--- START Records for the task ---

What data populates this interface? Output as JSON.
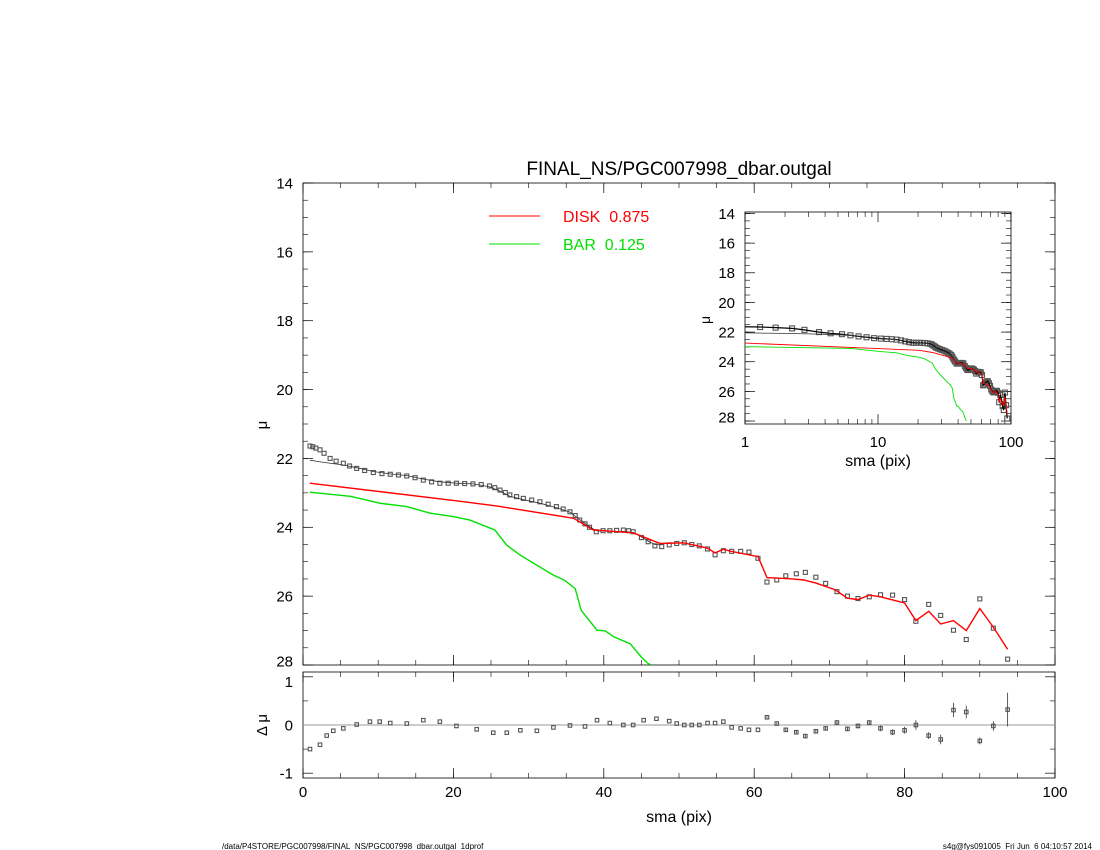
{
  "chart_data": [
    {
      "type": "scatter",
      "panel": "main-profile",
      "title": "FINAL_NS/PGC007998_dbar.outgal",
      "xlabel": "",
      "ylabel": "μ",
      "xlim": [
        0,
        100
      ],
      "ylim": [
        28,
        14
      ],
      "y_inverted": true,
      "xticks": [
        0,
        20,
        40,
        60,
        80,
        100
      ],
      "yticks": [
        14,
        16,
        18,
        20,
        22,
        24,
        26,
        28
      ],
      "legend_position": "top-center",
      "legend": [
        {
          "label": "DISK  0.875",
          "color": "#ff0000"
        },
        {
          "label": "BAR  0.125",
          "color": "#00e000"
        }
      ],
      "data": {
        "x": [
          0.93,
          1.3,
          1.7,
          2.26,
          2.8,
          3.6,
          4.4,
          5.36,
          6.2,
          7.14,
          8.2,
          9.35,
          10.5,
          11.6,
          12.7,
          13.8,
          14.9,
          16.0,
          17.1,
          18.2,
          19.3,
          20.4,
          21.5,
          22.6,
          23.7,
          24.8,
          25.5,
          26.2,
          26.9,
          27.5,
          28.4,
          29.3,
          30.4,
          31.5,
          32.6,
          33.7,
          34.6,
          35.5,
          36.2,
          36.8,
          37.5,
          38.1,
          39.0,
          39.9,
          40.8,
          41.7,
          42.6,
          43.3,
          43.9,
          45.0,
          45.9,
          46.8,
          47.7,
          48.7,
          49.7,
          50.7,
          51.7,
          52.7,
          53.8,
          54.8,
          55.9,
          57.0,
          58.2,
          59.3,
          60.5,
          61.7,
          63.0,
          64.2,
          65.6,
          66.8,
          68.2,
          69.5,
          71.0,
          72.4,
          73.8,
          75.3,
          76.8,
          78.4,
          80.0,
          81.5,
          83.2,
          84.8,
          86.5,
          88.2,
          90.0,
          91.8,
          93.7
        ],
        "y": [
          21.64,
          21.66,
          21.7,
          21.75,
          21.85,
          22.0,
          22.08,
          22.14,
          22.22,
          22.29,
          22.35,
          22.41,
          22.44,
          22.46,
          22.48,
          22.51,
          22.56,
          22.63,
          22.68,
          22.72,
          22.72,
          22.72,
          22.73,
          22.74,
          22.76,
          22.8,
          22.85,
          22.92,
          22.99,
          23.06,
          23.11,
          23.16,
          23.21,
          23.26,
          23.33,
          23.4,
          23.47,
          23.55,
          23.66,
          23.79,
          23.9,
          24.0,
          24.13,
          24.1,
          24.1,
          24.09,
          24.08,
          24.1,
          24.13,
          24.3,
          24.42,
          24.54,
          24.56,
          24.51,
          24.47,
          24.45,
          24.5,
          24.54,
          24.63,
          24.8,
          24.68,
          24.7,
          24.7,
          24.72,
          24.9,
          25.59,
          25.53,
          25.41,
          25.35,
          25.31,
          25.45,
          25.63,
          25.87,
          26.0,
          26.07,
          26.02,
          25.96,
          25.97,
          26.1,
          26.73,
          26.24,
          26.56,
          26.99,
          27.26,
          26.08,
          26.93,
          27.83
        ]
      },
      "total_model": {
        "x": [
          0.93,
          2.0,
          3.0,
          4.0,
          5.0,
          6.0,
          7.14,
          9.35,
          11.6,
          13.8,
          16.0,
          18.2,
          20.4,
          22.6,
          24.8,
          26.2,
          27.5,
          29.3,
          31.5,
          33.7,
          35.5,
          36.8,
          38.1,
          39.0,
          40.8,
          42.6,
          43.9,
          45.0,
          45.9,
          46.8,
          47.7
        ],
        "y": [
          22.05,
          22.09,
          22.12,
          22.15,
          22.18,
          22.22,
          22.27,
          22.38,
          22.45,
          22.5,
          22.6,
          22.68,
          22.72,
          22.74,
          22.82,
          22.95,
          23.1,
          23.2,
          23.3,
          23.43,
          23.56,
          23.78,
          23.98,
          24.1,
          24.12,
          24.12,
          24.15,
          24.28,
          24.4,
          24.5,
          24.5
        ]
      },
      "series": [
        {
          "name": "DISK  0.875",
          "color": "#ff0000",
          "x": [
            0.9,
            20.4,
            25.7,
            36.0,
            38.6,
            43.9,
            47.5,
            50.6,
            53.7,
            54.8,
            55.9,
            57.0,
            60.5,
            61.7,
            65.1,
            66.6,
            68.2,
            70.8,
            72.4,
            73.8,
            75.3,
            76.8,
            80.0,
            81.5,
            83.2,
            84.8,
            86.5,
            88.2,
            90.0,
            91.8,
            93.7
          ],
          "y": [
            22.72,
            23.23,
            23.38,
            23.74,
            24.08,
            24.16,
            24.47,
            24.45,
            24.6,
            24.74,
            24.64,
            24.7,
            24.85,
            25.46,
            25.5,
            25.53,
            25.62,
            25.82,
            26.06,
            26.1,
            25.97,
            26.02,
            26.2,
            26.71,
            26.44,
            26.81,
            26.71,
            27.0,
            26.36,
            26.9,
            27.54
          ]
        },
        {
          "name": "BAR  0.125",
          "color": "#00e000",
          "x": [
            0.9,
            6.3,
            10.2,
            13.8,
            16.9,
            20.0,
            22.2,
            25.5,
            27.1,
            28.9,
            33.3,
            34.8,
            36.2,
            37.0,
            39.1,
            40.2,
            41.3,
            43.5,
            45.0,
            45.9,
            46.3
          ],
          "y": [
            22.98,
            23.1,
            23.3,
            23.4,
            23.59,
            23.69,
            23.79,
            24.08,
            24.52,
            24.81,
            25.39,
            25.54,
            25.78,
            26.41,
            26.99,
            27.01,
            27.18,
            27.38,
            27.77,
            27.96,
            28.0
          ]
        }
      ]
    },
    {
      "type": "scatter",
      "panel": "residuals",
      "xlabel": "sma (pix)",
      "ylabel": "Δ μ",
      "xlim": [
        0,
        100
      ],
      "ylim": [
        -1.1,
        1.1
      ],
      "xticks": [
        0,
        20,
        40,
        60,
        80,
        100
      ],
      "yticks": [
        1,
        0,
        -1
      ],
      "x": [
        0.93,
        2.26,
        3.15,
        4.03,
        5.36,
        7.14,
        8.9,
        10.2,
        11.6,
        13.8,
        16.0,
        18.2,
        20.4,
        23.1,
        25.3,
        27.1,
        28.9,
        31.1,
        33.3,
        35.5,
        37.5,
        39.1,
        40.8,
        42.6,
        43.9,
        45.3,
        47.0,
        48.7,
        49.7,
        50.7,
        51.7,
        52.7,
        53.8,
        54.8,
        55.9,
        57.0,
        58.2,
        59.3,
        60.5,
        61.7,
        63.0,
        64.2,
        65.6,
        66.8,
        68.2,
        69.5,
        71.0,
        72.4,
        73.8,
        75.3,
        76.8,
        78.4,
        80.0,
        81.5,
        83.2,
        84.8,
        86.5,
        88.2,
        90.0,
        91.8,
        93.7
      ],
      "y": [
        -0.5,
        -0.41,
        -0.22,
        -0.12,
        -0.07,
        0.01,
        0.07,
        0.07,
        0.04,
        0.03,
        0.1,
        0.07,
        -0.02,
        -0.09,
        -0.16,
        -0.16,
        -0.11,
        -0.12,
        -0.05,
        -0.01,
        -0.03,
        0.1,
        0.04,
        0,
        0,
        0.1,
        0.13,
        0.08,
        0.03,
        0,
        0,
        0,
        0.04,
        0.04,
        0.07,
        -0.05,
        -0.07,
        -0.1,
        -0.1,
        0.16,
        0.03,
        -0.1,
        -0.15,
        -0.23,
        -0.13,
        -0.07,
        0.05,
        -0.08,
        -0.02,
        0.05,
        -0.07,
        -0.15,
        -0.11,
        0,
        -0.22,
        -0.3,
        0.31,
        0.27,
        -0.33,
        -0.02,
        0.32
      ],
      "err": [
        0,
        0,
        0,
        0,
        0,
        0,
        0,
        0,
        0,
        0,
        0,
        0,
        0,
        0,
        0,
        0,
        0,
        0,
        0,
        0,
        0,
        0,
        0,
        0,
        0,
        0,
        0,
        0,
        0,
        0,
        0,
        0,
        0,
        0,
        0,
        0,
        0,
        0,
        0,
        0.02,
        0.02,
        0.03,
        0.03,
        0.03,
        0.04,
        0.04,
        0.05,
        0.05,
        0.05,
        0.05,
        0.06,
        0.06,
        0.07,
        0.1,
        0.07,
        0.1,
        0.15,
        0.13,
        0.07,
        0.1,
        0.35
      ]
    },
    {
      "type": "scatter",
      "panel": "inset-log",
      "xlabel": "sma (pix)",
      "ylabel": "μ",
      "xscale": "log",
      "xlim": [
        1,
        100
      ],
      "ylim": [
        28.2,
        13.9
      ],
      "y_inverted": true,
      "xticks": [
        "1",
        "10",
        "100"
      ],
      "yticks": [
        14,
        16,
        18,
        20,
        22,
        24,
        26,
        28
      ]
    }
  ],
  "footer": {
    "left": "/data/P4STORE/PGC007998/FINAL_NS/PGC007998_dbar.outgal_1dprof",
    "right": "s4g@fys091005  Fri Jun  6 04:10:57 2014"
  },
  "colors": {
    "data": "#555555",
    "model": "#333333",
    "disk": "#ff0000",
    "bar": "#00e000",
    "frame": "#000000"
  }
}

--- END Records for the task ---

§ **What is required**
Copy out the lines that hold "panel".

§ **Result of this task**
      "panel": "main-profile",
      "panel": "residuals",
      "panel": "inset-log",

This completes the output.